PROBLEM DETAILS:
Pictures within the data are to be left out; everything else must be reproduced exactly.
□ □ □ □ □ □ □
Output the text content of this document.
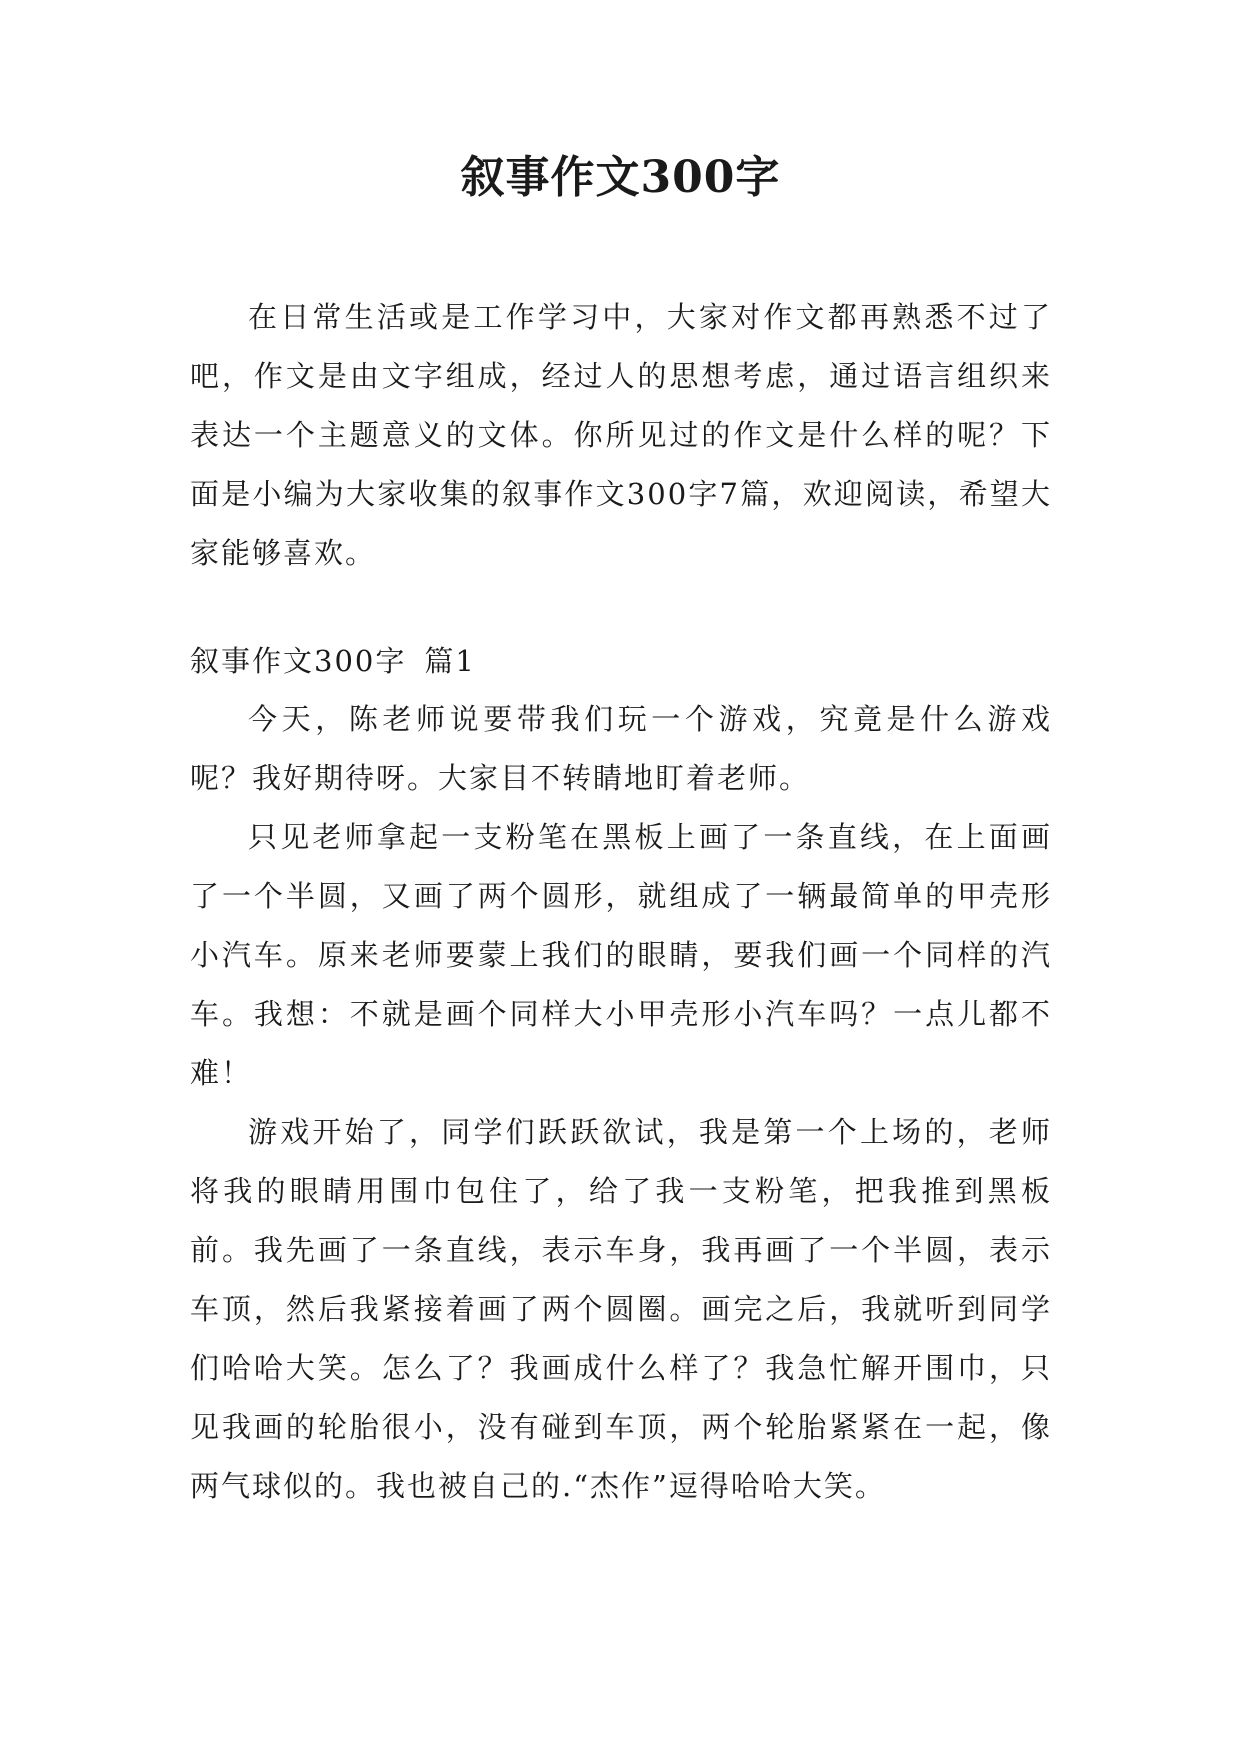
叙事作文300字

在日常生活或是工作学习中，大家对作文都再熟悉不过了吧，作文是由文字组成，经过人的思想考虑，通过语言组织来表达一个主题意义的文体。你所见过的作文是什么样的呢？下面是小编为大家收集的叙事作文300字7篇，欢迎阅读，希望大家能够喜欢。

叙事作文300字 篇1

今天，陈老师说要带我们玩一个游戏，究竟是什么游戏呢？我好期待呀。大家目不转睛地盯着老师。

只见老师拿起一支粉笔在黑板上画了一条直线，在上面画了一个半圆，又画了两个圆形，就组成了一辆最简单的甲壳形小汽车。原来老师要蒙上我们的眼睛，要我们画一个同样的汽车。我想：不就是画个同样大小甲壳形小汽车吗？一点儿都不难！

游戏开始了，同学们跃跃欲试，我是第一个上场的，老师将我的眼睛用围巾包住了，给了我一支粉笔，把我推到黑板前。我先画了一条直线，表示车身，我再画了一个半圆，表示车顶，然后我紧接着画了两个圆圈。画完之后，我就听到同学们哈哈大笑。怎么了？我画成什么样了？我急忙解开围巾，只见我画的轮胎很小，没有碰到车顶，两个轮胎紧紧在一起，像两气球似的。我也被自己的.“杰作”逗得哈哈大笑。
□ □ □ □ □ □ □
ANSWER TO THIS TASK:
Output the text content of this document.
叙事作文300字

在日常生活或是工作学习中，大家对作文都再熟悉不过了吧，作文是由文字组成，经过人的思想考虑，通过语言组织来表达一个主题意义的文体。你所见过的作文是什么样的呢？下面是小编为大家收集的叙事作文300字7篇，欢迎阅读，希望大家能够喜欢。

叙事作文300字 篇1

今天，陈老师说要带我们玩一个游戏，究竟是什么游戏呢？我好期待呀。大家目不转睛地盯着老师。

只见老师拿起一支粉笔在黑板上画了一条直线，在上面画了一个半圆，又画了两个圆形，就组成了一辆最简单的甲壳形小汽车。原来老师要蒙上我们的眼睛，要我们画一个同样的汽车。我想：不就是画个同样大小甲壳形小汽车吗？一点儿都不难！

游戏开始了，同学们跃跃欲试，我是第一个上场的，老师将我的眼睛用围巾包住了，给了我一支粉笔，把我推到黑板前。我先画了一条直线，表示车身，我再画了一个半圆，表示车顶，然后我紧接着画了两个圆圈。画完之后，我就听到同学们哈哈大笑。怎么了？我画成什么样了？我急忙解开围巾，只见我画的轮胎很小，没有碰到车顶，两个轮胎紧紧在一起，像两气球似的。我也被自己的.“杰作”逗得哈哈大笑。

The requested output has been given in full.